BEGIN RAW RECORDS
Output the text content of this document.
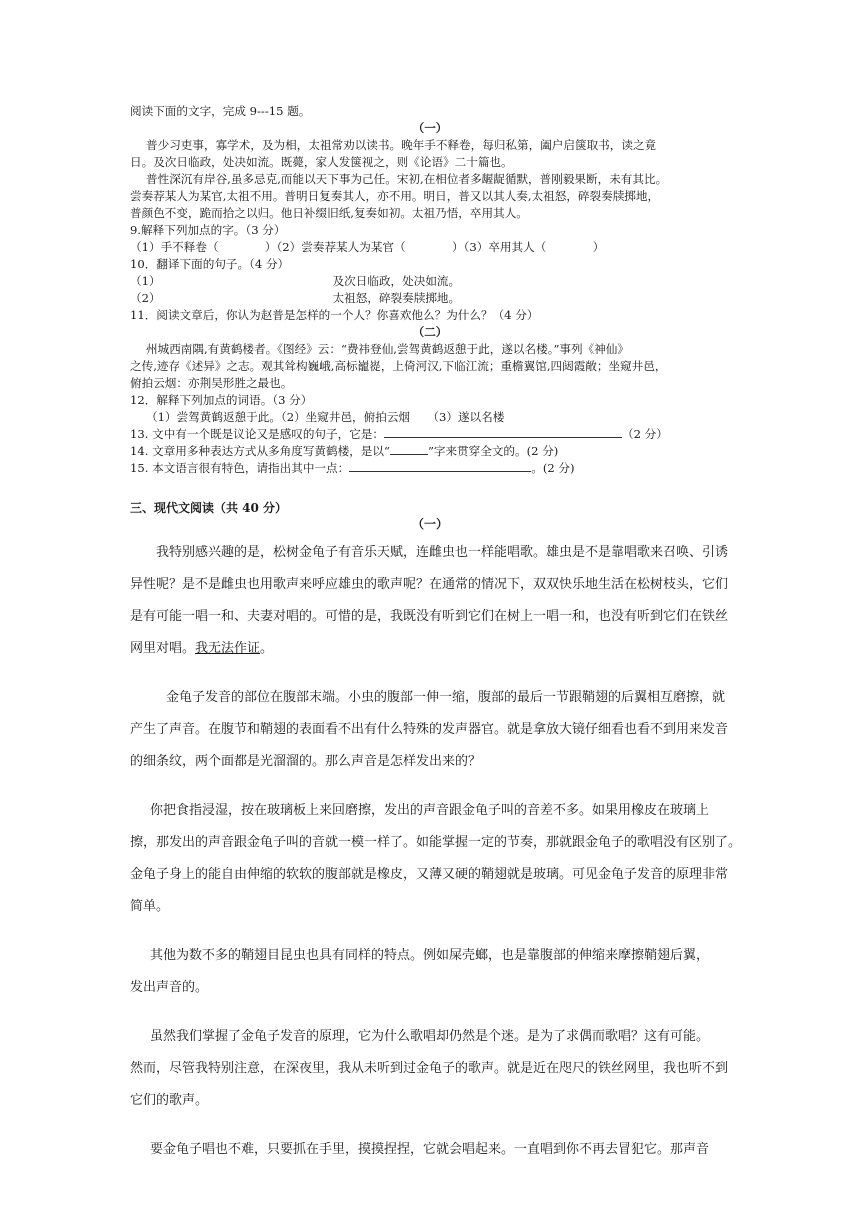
阅读下面的文字，完成 9---15 题。
（一）
普少习吏事，寡学术，及为相，太祖常劝以读书。晚年手不释卷，每归私第，阖户启箧取书，读之竟
日。及次日临政，处决如流。既薨，家人发箧视之，则《论语》二十篇也。
普性深沉有岸谷,虽多忌克,而能以天下事为己任。宋初,在相位者多龌龊循默，普刚毅果断，未有其比。
尝奏荐某人为某官,太祖不用。普明日复奏其人，亦不用。明日，普又以其人奏,太祖怒，碎裂奏牍掷地，
普颜色不变，跪而拾之以归。他日补缀旧纸,复奏如初。太祖乃悟，卒用其人。
9.解释下列加点的字。（3 分）
（1）手不释卷（　　　　）（2）尝奏荐某人为某官（　　　　）（3）卒用其人（　　　　）
10．翻译下面的句子。（4 分）
（1）	及次日临政，处决如流。
（2）	太祖怒，碎裂奏牍掷地。
11．阅读文章后，你认为赵普是怎样的一个人？你喜欢他么？为什么？（4 分）
（二）
州城西南隅,有黄鹤楼者。《图经》云：“费祎登仙,尝驾黄鹤返憩于此，遂以名楼。”事列《神仙》
之传,迹存《述异》之志。观其耸构巍峨,高标巃嵸，上倚河汉,下临江流；重檐翼馆,四闼霞敞；坐窥井邑，
俯拍云烟：亦荆吴形胜之最也。
12．解释下列加点的词语。（3 分）
（1）尝驾黄鹤返憩于此。（2）坐窥井邑，俯拍云烟　　（3）遂以名楼
13. 文中有一个既是议论又是感叹的句子，它是：	（2 分）
14. 文章用多种表达方式从多角度写黄鹤楼，是以“	”字来贯穿全文的。(2 分)
15. 本文语言很有特色，请指出其中一点：	。(2 分)
三、现代文阅读（共 40 分）
（一）
我特别感兴趣的是，松树金龟子有音乐天赋，连雌虫也一样能唱歌。雄虫是不是靠唱歌来召唤、引诱
异性呢？是不是雌虫也用歌声来呼应雄虫的歌声呢？在通常的情况下，双双快乐地生活在松树枝头，它们
是有可能一唱一和、夫妻对唱的。可惜的是，我既没有听到它们在树上一唱一和，也没有听到它们在铁丝
网里对唱。我无法作证。
金龟子发音的部位在腹部末端。小虫的腹部一伸一缩，腹部的最后一节跟鞘翅的后翼相互磨擦，就
产生了声音。在腹节和鞘翅的表面看不出有什么特殊的发声器官。就是拿放大镜仔细看也看不到用来发音
的细条纹，两个面都是光溜溜的。那么声音是怎样发出来的？
你把食指浸湿，按在玻璃板上来回磨擦，发出的声音跟金龟子叫的音差不多。如果用橡皮在玻璃上
擦，那发出的声音跟金龟子叫的音就一模一样了。如能掌握一定的节奏，那就跟金龟子的歌唱没有区别了。
金龟子身上的能自由伸缩的软软的腹部就是橡皮，又薄又硬的鞘翅就是玻璃。可见金龟子发音的原理非常
简单。
其他为数不多的鞘翅目昆虫也具有同样的特点。例如屎壳螂，也是靠腹部的伸缩来摩擦鞘翅后翼，
发出声音的。
虽然我们掌握了金龟子发音的原理，它为什么歌唱却仍然是个迷。是为了求偶而歌唱？这有可能。
然而，尽管我特别注意，在深夜里，我从未听到过金龟子的歌声。就是近在咫尺的铁丝网里，我也听不到
它们的歌声。
要金龟子唱也不难，只要抓在手里，摸摸捏捏，它就会唱起来。一直唱到你不再去冒犯它。那声音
END RAW RECORDS
Take every line from the data that contains the word "遂以名楼".

州城西南隅,有黄鹤楼者。《图经》云：“费祎登仙,尝驾黄鹤返憩于此，遂以名楼。”事列《神仙》
（1）尝驾黄鹤返憩于此。（2）坐窥井邑，俯拍云烟　　（3）遂以名楼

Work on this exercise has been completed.